Given entries
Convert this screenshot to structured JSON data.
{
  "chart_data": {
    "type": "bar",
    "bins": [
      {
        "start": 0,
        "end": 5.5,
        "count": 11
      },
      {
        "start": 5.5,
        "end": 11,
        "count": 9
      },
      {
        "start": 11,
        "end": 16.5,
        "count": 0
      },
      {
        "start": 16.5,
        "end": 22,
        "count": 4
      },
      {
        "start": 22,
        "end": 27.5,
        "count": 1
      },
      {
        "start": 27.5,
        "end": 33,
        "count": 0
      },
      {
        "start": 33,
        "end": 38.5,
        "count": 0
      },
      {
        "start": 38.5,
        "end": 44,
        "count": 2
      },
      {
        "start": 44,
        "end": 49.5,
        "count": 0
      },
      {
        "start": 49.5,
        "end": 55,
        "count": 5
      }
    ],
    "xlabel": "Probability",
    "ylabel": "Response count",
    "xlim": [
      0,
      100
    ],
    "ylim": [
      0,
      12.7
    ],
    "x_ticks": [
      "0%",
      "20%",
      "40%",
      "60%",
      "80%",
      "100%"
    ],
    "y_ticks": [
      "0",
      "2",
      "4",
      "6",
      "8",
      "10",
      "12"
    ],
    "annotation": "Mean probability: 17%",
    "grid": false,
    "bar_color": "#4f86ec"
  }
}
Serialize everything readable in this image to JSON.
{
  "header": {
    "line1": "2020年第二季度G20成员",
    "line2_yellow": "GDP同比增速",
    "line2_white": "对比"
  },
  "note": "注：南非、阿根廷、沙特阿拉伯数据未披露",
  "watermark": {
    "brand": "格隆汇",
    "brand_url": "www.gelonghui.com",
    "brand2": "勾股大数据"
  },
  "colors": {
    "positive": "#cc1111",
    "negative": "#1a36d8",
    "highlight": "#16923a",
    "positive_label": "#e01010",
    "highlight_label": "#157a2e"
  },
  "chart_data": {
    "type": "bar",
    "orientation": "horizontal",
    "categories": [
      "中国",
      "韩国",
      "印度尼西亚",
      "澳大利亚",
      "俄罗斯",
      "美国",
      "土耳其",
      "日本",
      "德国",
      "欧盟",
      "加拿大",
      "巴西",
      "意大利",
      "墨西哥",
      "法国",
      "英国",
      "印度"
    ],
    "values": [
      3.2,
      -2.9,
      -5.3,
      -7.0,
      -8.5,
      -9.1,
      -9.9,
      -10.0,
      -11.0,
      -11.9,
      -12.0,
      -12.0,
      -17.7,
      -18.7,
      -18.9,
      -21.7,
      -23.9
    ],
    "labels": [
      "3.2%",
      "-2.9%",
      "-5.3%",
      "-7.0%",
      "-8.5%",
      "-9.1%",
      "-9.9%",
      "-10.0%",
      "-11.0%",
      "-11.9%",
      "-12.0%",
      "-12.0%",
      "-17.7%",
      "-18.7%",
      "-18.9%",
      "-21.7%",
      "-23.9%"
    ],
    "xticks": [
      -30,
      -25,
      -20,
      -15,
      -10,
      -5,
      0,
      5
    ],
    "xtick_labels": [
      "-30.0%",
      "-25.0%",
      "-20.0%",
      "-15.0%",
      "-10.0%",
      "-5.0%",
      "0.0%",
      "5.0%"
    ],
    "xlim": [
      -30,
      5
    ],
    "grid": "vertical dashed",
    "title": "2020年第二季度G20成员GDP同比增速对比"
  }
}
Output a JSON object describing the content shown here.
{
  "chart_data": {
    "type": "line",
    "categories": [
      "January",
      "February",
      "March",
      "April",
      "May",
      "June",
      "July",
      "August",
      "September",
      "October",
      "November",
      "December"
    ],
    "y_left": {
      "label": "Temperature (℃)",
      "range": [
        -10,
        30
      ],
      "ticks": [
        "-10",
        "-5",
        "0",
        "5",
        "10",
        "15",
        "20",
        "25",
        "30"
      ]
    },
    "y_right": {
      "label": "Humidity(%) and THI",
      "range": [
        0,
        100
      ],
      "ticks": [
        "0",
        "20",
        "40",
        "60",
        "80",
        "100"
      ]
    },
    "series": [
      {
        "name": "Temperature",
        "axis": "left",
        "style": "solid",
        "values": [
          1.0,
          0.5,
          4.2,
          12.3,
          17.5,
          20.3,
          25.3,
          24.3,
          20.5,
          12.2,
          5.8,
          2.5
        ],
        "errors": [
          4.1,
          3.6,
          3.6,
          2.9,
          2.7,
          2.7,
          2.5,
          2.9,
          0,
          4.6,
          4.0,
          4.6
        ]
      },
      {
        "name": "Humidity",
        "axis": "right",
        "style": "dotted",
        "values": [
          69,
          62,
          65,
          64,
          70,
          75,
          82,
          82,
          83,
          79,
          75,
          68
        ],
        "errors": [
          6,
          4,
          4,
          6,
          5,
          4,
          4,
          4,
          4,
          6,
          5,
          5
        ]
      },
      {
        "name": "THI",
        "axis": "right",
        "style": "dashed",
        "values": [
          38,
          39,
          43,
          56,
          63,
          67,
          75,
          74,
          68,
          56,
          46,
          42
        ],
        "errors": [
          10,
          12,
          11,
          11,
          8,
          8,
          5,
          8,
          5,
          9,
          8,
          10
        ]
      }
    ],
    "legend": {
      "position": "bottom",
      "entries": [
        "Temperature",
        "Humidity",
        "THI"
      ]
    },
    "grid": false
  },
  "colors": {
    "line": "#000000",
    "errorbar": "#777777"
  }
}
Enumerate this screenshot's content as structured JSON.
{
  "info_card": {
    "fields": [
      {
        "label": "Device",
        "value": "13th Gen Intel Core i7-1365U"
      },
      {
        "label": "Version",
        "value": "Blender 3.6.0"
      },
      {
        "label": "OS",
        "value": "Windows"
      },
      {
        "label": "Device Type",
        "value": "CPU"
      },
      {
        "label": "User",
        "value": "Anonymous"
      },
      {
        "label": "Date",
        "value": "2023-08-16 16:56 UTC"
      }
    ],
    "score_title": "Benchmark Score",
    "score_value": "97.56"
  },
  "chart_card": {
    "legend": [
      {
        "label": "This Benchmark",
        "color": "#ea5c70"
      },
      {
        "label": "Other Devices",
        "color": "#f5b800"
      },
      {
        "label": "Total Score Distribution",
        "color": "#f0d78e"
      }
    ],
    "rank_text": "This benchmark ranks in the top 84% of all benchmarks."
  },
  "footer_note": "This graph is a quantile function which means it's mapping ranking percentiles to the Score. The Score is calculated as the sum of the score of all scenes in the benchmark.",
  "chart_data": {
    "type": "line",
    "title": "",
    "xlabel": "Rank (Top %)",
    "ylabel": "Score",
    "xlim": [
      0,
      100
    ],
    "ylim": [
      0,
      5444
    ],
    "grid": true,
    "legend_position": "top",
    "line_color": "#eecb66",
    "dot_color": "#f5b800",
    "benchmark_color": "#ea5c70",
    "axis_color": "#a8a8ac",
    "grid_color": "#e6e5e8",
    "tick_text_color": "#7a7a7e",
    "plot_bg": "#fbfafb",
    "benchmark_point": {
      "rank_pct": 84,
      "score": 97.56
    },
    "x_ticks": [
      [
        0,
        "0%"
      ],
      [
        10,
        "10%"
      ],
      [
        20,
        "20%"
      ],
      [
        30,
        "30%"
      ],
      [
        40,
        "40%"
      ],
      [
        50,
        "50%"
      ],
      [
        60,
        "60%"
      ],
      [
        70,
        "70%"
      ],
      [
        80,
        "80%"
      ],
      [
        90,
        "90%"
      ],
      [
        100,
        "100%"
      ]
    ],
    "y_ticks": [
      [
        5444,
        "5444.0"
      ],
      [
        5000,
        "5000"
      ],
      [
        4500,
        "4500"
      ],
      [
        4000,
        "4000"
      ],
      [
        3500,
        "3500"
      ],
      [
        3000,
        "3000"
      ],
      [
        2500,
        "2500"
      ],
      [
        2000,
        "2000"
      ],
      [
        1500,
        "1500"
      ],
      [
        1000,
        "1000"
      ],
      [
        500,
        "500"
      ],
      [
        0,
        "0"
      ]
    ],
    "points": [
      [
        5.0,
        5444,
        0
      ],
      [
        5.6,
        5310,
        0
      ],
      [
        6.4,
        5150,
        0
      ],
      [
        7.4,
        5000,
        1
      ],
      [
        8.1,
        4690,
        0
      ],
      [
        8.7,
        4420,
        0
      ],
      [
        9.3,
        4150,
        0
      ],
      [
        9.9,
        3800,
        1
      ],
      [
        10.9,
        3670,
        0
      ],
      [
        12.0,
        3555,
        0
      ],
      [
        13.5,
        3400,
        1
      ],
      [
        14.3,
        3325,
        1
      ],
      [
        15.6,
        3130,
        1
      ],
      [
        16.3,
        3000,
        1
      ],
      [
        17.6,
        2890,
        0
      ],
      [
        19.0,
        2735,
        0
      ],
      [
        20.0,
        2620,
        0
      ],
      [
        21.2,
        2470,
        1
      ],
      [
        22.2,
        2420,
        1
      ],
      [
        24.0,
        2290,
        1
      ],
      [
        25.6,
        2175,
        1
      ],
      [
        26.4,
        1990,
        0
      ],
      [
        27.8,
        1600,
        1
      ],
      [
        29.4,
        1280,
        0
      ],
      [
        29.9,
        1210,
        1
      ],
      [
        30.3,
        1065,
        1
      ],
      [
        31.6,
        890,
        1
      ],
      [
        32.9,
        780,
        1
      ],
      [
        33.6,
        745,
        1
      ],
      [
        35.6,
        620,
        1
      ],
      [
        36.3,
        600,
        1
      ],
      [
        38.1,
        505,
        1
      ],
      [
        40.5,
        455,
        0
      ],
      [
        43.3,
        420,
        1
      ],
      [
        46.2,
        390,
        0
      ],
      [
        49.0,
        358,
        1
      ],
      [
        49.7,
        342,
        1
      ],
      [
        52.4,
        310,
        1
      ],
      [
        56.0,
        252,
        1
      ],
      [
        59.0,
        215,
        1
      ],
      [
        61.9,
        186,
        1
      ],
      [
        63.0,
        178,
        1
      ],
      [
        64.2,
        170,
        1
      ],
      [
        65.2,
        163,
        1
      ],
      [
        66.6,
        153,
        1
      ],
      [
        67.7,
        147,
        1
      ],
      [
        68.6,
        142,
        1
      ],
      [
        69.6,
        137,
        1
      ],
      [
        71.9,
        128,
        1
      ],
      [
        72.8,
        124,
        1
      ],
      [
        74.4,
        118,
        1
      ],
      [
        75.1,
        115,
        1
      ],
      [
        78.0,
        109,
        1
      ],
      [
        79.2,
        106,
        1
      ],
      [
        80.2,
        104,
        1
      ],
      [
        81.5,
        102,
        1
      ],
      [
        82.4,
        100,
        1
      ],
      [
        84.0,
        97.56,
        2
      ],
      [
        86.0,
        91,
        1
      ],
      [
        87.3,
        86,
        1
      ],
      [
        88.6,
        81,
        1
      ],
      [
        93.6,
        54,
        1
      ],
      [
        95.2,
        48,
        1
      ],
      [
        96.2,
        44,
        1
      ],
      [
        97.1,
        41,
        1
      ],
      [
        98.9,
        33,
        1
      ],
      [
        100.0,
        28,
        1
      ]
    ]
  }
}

Stated problem
Reproduce each line from the records that contains the word "name".

Response below
        "name": "Temperature",
        "name": "Humidity",
        "name": "THI",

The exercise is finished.